* **Required work**: Give the data below again, word for word.

* **Input for this task**:
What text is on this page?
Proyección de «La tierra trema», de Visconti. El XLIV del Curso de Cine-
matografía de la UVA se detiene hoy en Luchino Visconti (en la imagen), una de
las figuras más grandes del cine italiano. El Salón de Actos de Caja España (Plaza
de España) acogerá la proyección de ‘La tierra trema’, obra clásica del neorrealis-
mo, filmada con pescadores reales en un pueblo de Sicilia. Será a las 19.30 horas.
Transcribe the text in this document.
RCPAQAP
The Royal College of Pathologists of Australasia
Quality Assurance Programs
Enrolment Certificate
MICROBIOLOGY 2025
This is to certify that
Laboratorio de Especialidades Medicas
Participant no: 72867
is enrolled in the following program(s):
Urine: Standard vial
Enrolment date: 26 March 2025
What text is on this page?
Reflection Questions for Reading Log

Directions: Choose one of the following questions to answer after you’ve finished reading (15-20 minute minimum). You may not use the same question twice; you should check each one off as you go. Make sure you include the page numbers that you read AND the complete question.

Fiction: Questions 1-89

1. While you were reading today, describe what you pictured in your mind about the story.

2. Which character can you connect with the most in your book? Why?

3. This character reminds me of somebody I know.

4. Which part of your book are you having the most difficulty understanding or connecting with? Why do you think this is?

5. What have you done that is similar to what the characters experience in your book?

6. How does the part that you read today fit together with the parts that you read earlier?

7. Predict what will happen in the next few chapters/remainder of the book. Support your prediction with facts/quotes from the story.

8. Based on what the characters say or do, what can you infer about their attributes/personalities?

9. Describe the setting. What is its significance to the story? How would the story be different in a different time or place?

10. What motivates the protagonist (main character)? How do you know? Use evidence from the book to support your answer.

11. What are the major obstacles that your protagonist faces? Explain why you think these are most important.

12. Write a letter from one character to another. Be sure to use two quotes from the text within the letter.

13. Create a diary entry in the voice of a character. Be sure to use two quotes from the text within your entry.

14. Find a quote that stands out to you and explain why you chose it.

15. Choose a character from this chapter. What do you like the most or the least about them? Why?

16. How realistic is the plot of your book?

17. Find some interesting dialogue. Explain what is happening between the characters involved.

* **Correct answer**:
What text is on this page?
Proyección de «La tierra trema», de Visconti. El XLIV del Curso de Cine-
matografía de la UVA se detiene hoy en Luchino Visconti (en la imagen), una de
las figuras más grandes del cine italiano. El Salón de Actos de Caja España (Plaza
de España) acogerá la proyección de ‘La tierra trema’, obra clásica del neorrealis-
mo, filmada con pescadores reales en un pueblo de Sicilia. Será a las 19.30 horas.
Transcribe the text in this document.
RCPAQAP
The Royal College of Pathologists of Australasia
Quality Assurance Programs
Enrolment Certificate
MICROBIOLOGY 2025
This is to certify that
Laboratorio de Especialidades Medicas
Participant no: 72867
is enrolled in the following program(s):
Urine: Standard vial
Enrolment date: 26 March 2025
What text is on this page?
Reflection Questions for Reading Log

Directions: Choose one of the following questions to answer after you’ve finished reading (15-20 minute minimum). You may not use the same question twice; you should check each one off as you go. Make sure you include the page numbers that you read AND the complete question.

Fiction: Questions 1-89

1. While you were reading today, describe what you pictured in your mind about the story.

2. Which character can you connect with the most in your book? Why?

3. This character reminds me of somebody I know.

4. Which part of your book are you having the most difficulty understanding or connecting with? Why do you think this is?

5. What have you done that is similar to what the characters experience in your book?

6. How does the part that you read today fit together with the parts that you read earlier?

7. Predict what will happen in the next few chapters/remainder of the book. Support your prediction with facts/quotes from the story.

8. Based on what the characters say or do, what can you infer about their attributes/personalities?

9. Describe the setting. What is its significance to the story? How would the story be different in a different time or place?

10. What motivates the protagonist (main character)? How do you know? Use evidence from the book to support your answer.

11. What are the major obstacles that your protagonist faces? Explain why you think these are most important.

12. Write a letter from one character to another. Be sure to use two quotes from the text within the letter.

13. Create a diary entry in the voice of a character. Be sure to use two quotes from the text within your entry.

14. Find a quote that stands out to you and explain why you chose it.

15. Choose a character from this chapter. What do you like the most or the least about them? Why?

16. How realistic is the plot of your book?

17. Find some interesting dialogue. Explain what is happening between the characters involved.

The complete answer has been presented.